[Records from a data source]
* begin *
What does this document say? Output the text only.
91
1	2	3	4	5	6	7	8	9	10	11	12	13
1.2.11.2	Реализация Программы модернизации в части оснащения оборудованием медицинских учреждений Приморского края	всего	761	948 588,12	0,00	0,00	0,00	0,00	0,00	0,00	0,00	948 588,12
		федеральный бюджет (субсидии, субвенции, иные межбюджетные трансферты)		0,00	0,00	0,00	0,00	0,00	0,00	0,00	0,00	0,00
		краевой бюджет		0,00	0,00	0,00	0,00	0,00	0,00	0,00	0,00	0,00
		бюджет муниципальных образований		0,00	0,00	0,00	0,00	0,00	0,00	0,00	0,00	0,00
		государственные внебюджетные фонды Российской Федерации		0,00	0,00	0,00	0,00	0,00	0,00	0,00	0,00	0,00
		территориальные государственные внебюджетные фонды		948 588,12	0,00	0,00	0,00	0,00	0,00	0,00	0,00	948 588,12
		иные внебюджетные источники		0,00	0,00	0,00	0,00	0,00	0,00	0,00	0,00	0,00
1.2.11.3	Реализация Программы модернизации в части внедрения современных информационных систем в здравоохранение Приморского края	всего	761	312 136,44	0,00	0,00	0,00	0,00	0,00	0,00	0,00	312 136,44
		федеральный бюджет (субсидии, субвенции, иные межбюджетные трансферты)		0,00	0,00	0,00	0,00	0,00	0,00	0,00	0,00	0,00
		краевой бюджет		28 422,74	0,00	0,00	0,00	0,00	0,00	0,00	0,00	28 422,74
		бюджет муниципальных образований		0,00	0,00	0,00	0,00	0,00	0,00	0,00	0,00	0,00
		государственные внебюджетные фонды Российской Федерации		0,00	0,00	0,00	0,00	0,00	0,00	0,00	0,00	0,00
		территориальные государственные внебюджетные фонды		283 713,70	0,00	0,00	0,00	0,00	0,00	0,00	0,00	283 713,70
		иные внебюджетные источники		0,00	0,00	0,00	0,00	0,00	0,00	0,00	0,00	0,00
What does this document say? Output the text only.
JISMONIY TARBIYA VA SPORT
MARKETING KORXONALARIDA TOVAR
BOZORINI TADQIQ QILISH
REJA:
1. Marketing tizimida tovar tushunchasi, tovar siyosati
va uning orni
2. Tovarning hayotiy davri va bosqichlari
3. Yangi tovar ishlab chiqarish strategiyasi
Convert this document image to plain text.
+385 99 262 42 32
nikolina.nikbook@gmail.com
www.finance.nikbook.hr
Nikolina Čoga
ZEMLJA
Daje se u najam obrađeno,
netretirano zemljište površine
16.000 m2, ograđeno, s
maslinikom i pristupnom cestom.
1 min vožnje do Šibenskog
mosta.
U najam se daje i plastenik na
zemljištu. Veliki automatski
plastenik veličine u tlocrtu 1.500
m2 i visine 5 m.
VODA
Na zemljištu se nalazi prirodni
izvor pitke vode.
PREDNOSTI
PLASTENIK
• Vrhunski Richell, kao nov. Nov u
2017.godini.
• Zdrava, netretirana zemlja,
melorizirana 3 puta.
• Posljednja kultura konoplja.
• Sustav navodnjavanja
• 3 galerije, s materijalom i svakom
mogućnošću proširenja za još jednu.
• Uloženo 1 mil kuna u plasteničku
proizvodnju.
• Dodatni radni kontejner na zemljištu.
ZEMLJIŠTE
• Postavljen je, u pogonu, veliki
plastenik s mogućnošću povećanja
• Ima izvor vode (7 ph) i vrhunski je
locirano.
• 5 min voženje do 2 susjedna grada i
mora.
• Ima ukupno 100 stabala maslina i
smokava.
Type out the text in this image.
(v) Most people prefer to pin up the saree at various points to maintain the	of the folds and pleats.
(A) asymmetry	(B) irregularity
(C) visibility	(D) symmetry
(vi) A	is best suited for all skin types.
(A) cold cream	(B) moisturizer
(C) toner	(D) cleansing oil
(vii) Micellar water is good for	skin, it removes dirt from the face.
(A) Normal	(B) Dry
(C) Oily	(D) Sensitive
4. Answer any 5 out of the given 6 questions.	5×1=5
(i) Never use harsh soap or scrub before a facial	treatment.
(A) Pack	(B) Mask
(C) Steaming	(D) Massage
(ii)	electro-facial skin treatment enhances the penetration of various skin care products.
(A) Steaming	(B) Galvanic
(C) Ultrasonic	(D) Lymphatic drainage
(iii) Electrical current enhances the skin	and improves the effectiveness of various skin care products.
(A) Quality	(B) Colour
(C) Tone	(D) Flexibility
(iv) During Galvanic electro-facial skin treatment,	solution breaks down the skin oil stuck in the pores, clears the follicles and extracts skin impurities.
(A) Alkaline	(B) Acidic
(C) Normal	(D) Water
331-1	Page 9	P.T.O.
* end *
— WHAT IS BEING ASKED —
Print the entries exactly. Include every one.

— TASK ANSWER —
What does this document say? Output the text only.
91
1	2	3	4	5	6	7	8	9	10	11	12	13
1.2.11.2	Реализация Программы модернизации в части оснащения оборудованием медицинских учреждений Приморского края	всего	761	948 588,12	0,00	0,00	0,00	0,00	0,00	0,00	0,00	948 588,12
		федеральный бюджет (субсидии, субвенции, иные межбюджетные трансферты)		0,00	0,00	0,00	0,00	0,00	0,00	0,00	0,00	0,00
		краевой бюджет		0,00	0,00	0,00	0,00	0,00	0,00	0,00	0,00	0,00
		бюджет муниципальных образований		0,00	0,00	0,00	0,00	0,00	0,00	0,00	0,00	0,00
		государственные внебюджетные фонды Российской Федерации		0,00	0,00	0,00	0,00	0,00	0,00	0,00	0,00	0,00
		территориальные государственные внебюджетные фонды		948 588,12	0,00	0,00	0,00	0,00	0,00	0,00	0,00	948 588,12
		иные внебюджетные источники		0,00	0,00	0,00	0,00	0,00	0,00	0,00	0,00	0,00
1.2.11.3	Реализация Программы модернизации в части внедрения современных информационных систем в здравоохранение Приморского края	всего	761	312 136,44	0,00	0,00	0,00	0,00	0,00	0,00	0,00	312 136,44
		федеральный бюджет (субсидии, субвенции, иные межбюджетные трансферты)		0,00	0,00	0,00	0,00	0,00	0,00	0,00	0,00	0,00
		краевой бюджет		28 422,74	0,00	0,00	0,00	0,00	0,00	0,00	0,00	28 422,74
		бюджет муниципальных образований		0,00	0,00	0,00	0,00	0,00	0,00	0,00	0,00	0,00
		государственные внебюджетные фонды Российской Федерации		0,00	0,00	0,00	0,00	0,00	0,00	0,00	0,00	0,00
		территориальные государственные внебюджетные фонды		283 713,70	0,00	0,00	0,00	0,00	0,00	0,00	0,00	283 713,70
		иные внебюджетные источники		0,00	0,00	0,00	0,00	0,00	0,00	0,00	0,00	0,00
What does this document say? Output the text only.
JISMONIY TARBIYA VA SPORT
MARKETING KORXONALARIDA TOVAR
BOZORINI TADQIQ QILISH
REJA:
1. Marketing tizimida tovar tushunchasi, tovar siyosati
va uning orni
2. Tovarning hayotiy davri va bosqichlari
3. Yangi tovar ishlab chiqarish strategiyasi
Convert this document image to plain text.
+385 99 262 42 32
nikolina.nikbook@gmail.com
www.finance.nikbook.hr
Nikolina Čoga
ZEMLJA
Daje se u najam obrađeno,
netretirano zemljište površine
16.000 m2, ograđeno, s
maslinikom i pristupnom cestom.
1 min vožnje do Šibenskog
mosta.
U najam se daje i plastenik na
zemljištu. Veliki automatski
plastenik veličine u tlocrtu 1.500
m2 i visine 5 m.
VODA
Na zemljištu se nalazi prirodni
izvor pitke vode.
PREDNOSTI
PLASTENIK
• Vrhunski Richell, kao nov. Nov u
2017.godini.
• Zdrava, netretirana zemlja,
melorizirana 3 puta.
• Posljednja kultura konoplja.
• Sustav navodnjavanja
• 3 galerije, s materijalom i svakom
mogućnošću proširenja za još jednu.
• Uloženo 1 mil kuna u plasteničku
proizvodnju.
• Dodatni radni kontejner na zemljištu.
ZEMLJIŠTE
• Postavljen je, u pogonu, veliki
plastenik s mogućnošću povećanja
• Ima izvor vode (7 ph) i vrhunski je
locirano.
• 5 min voženje do 2 susjedna grada i
mora.
• Ima ukupno 100 stabala maslina i
smokava.
Type out the text in this image.
(v) Most people prefer to pin up the saree at various points to maintain the	of the folds and pleats.
(A) asymmetry	(B) irregularity
(C) visibility	(D) symmetry
(vi) A	is best suited for all skin types.
(A) cold cream	(B) moisturizer
(C) toner	(D) cleansing oil
(vii) Micellar water is good for	skin, it removes dirt from the face.
(A) Normal	(B) Dry
(C) Oily	(D) Sensitive
4. Answer any 5 out of the given 6 questions.	5×1=5
(i) Never use harsh soap or scrub before a facial	treatment.
(A) Pack	(B) Mask
(C) Steaming	(D) Massage
(ii)	electro-facial skin treatment enhances the penetration of various skin care products.
(A) Steaming	(B) Galvanic
(C) Ultrasonic	(D) Lymphatic drainage
(iii) Electrical current enhances the skin	and improves the effectiveness of various skin care products.
(A) Quality	(B) Colour
(C) Tone	(D) Flexibility
(iv) During Galvanic electro-facial skin treatment,	solution breaks down the skin oil stuck in the pores, clears the follicles and extracts skin impurities.
(A) Alkaline	(B) Acidic
(C) Normal	(D) Water
331-1	Page 9	P.T.O.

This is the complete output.